### TASK TO CARRY OUT:
Return the number of lines that contain the word "актами", and return nothing else.

(Stored items)
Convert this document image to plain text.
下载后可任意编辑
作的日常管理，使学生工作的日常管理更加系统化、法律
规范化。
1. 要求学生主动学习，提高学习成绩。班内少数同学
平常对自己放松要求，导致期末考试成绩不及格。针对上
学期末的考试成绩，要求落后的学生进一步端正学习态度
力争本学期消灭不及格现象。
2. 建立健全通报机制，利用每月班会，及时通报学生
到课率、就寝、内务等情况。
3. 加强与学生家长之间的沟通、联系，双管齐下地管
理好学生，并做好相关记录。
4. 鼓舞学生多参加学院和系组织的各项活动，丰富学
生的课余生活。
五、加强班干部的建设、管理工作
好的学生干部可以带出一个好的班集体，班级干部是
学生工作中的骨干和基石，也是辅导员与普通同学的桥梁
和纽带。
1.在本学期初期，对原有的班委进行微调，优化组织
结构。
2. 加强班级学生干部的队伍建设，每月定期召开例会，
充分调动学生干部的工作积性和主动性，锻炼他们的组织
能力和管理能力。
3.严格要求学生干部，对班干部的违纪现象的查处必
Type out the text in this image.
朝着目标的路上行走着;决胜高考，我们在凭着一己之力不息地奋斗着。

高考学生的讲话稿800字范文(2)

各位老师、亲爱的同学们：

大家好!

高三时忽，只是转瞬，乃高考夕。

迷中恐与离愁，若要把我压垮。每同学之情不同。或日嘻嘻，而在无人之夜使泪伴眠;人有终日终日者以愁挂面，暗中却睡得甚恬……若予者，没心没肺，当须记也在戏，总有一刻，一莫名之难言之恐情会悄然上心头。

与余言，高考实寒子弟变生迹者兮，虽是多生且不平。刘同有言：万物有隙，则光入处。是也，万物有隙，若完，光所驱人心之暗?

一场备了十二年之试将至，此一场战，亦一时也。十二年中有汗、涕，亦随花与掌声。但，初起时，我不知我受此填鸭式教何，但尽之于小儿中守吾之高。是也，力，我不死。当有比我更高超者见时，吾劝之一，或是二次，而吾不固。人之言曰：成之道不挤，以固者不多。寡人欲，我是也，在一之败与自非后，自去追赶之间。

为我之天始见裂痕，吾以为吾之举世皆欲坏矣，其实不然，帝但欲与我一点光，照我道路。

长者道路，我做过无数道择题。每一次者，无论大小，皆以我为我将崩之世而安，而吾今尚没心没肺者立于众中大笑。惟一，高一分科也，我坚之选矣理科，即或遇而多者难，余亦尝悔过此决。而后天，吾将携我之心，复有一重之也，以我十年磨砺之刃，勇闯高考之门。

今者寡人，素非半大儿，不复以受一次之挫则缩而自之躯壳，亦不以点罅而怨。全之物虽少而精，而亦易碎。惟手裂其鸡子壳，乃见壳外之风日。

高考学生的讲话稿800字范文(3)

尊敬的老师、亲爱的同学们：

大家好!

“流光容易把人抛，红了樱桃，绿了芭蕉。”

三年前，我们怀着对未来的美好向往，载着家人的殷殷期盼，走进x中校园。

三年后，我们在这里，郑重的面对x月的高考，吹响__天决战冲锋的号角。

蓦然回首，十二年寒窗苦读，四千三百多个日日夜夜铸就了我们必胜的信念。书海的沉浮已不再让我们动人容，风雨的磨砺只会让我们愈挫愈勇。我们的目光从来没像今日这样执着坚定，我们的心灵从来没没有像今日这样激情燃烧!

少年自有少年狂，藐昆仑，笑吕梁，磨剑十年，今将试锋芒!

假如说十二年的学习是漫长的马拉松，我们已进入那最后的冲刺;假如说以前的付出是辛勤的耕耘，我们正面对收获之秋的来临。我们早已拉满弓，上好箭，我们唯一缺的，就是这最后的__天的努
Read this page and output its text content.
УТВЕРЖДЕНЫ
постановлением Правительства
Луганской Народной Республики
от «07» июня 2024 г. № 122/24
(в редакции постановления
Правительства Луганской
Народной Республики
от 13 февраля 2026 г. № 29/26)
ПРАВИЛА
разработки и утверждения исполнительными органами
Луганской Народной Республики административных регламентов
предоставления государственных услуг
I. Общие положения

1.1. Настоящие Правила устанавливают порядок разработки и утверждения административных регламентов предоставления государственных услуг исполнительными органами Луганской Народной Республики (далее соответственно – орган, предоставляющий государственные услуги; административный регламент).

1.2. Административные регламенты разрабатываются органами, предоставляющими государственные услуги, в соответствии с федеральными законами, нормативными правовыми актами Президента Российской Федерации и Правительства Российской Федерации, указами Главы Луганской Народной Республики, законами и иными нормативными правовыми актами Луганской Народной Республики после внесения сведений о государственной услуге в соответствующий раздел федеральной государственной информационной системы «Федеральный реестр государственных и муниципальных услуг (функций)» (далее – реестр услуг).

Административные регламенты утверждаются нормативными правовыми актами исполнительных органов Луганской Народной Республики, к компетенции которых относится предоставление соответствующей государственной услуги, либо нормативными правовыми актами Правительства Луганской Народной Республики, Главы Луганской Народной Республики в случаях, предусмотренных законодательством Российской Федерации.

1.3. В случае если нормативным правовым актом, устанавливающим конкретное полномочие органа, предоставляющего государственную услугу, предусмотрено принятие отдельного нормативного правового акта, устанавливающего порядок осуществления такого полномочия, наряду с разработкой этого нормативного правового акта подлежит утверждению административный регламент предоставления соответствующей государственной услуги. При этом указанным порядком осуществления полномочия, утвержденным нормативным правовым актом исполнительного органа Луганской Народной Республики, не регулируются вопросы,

### WORKED SOLUTION:
2